> Data for this exercise

◆ ◆ ◆ ◆ ◆ ◆ ◆

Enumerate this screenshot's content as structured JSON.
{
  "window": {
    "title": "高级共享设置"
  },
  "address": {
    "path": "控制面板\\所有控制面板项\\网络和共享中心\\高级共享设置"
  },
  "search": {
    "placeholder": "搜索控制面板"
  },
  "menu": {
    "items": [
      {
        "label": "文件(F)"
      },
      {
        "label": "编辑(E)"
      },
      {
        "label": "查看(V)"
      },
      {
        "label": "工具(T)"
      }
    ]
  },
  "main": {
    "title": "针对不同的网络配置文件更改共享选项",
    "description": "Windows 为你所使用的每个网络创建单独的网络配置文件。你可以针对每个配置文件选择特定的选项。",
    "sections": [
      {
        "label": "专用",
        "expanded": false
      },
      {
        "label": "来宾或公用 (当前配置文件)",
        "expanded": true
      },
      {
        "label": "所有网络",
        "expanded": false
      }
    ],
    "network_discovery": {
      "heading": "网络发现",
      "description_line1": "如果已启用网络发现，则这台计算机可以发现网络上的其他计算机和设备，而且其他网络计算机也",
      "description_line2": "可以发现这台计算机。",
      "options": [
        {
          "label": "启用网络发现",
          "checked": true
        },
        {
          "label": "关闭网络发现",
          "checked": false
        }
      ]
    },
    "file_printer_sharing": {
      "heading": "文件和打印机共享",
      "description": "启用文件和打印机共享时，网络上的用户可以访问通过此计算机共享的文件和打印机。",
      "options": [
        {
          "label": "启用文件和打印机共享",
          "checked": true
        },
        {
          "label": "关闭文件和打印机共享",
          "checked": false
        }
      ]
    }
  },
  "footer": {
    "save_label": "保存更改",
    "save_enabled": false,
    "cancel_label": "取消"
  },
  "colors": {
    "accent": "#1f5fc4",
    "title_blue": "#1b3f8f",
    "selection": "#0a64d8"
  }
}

◆ ◆ ◆ ◆ ◆ ◆ ◆

> What you need to do
Output each record precisely as given.

> Output of the task
Enumerate this screenshot's content as structured JSON.
{
  "window": {
    "title": "高级共享设置"
  },
  "address": {
    "path": "控制面板\\所有控制面板项\\网络和共享中心\\高级共享设置"
  },
  "search": {
    "placeholder": "搜索控制面板"
  },
  "menu": {
    "items": [
      {
        "label": "文件(F)"
      },
      {
        "label": "编辑(E)"
      },
      {
        "label": "查看(V)"
      },
      {
        "label": "工具(T)"
      }
    ]
  },
  "main": {
    "title": "针对不同的网络配置文件更改共享选项",
    "description": "Windows 为你所使用的每个网络创建单独的网络配置文件。你可以针对每个配置文件选择特定的选项。",
    "sections": [
      {
        "label": "专用",
        "expanded": false
      },
      {
        "label": "来宾或公用 (当前配置文件)",
        "expanded": true
      },
      {
        "label": "所有网络",
        "expanded": false
      }
    ],
    "network_discovery": {
      "heading": "网络发现",
      "description_line1": "如果已启用网络发现，则这台计算机可以发现网络上的其他计算机和设备，而且其他网络计算机也",
      "description_line2": "可以发现这台计算机。",
      "options": [
        {
          "label": "启用网络发现",
          "checked": true
        },
        {
          "label": "关闭网络发现",
          "checked": false
        }
      ]
    },
    "file_printer_sharing": {
      "heading": "文件和打印机共享",
      "description": "启用文件和打印机共享时，网络上的用户可以访问通过此计算机共享的文件和打印机。",
      "options": [
        {
          "label": "启用文件和打印机共享",
          "checked": true
        },
        {
          "label": "关闭文件和打印机共享",
          "checked": false
        }
      ]
    }
  },
  "footer": {
    "save_label": "保存更改",
    "save_enabled": false,
    "cancel_label": "取消"
  },
  "colors": {
    "accent": "#1f5fc4",
    "title_blue": "#1b3f8f",
    "selection": "#0a64d8"
  }
}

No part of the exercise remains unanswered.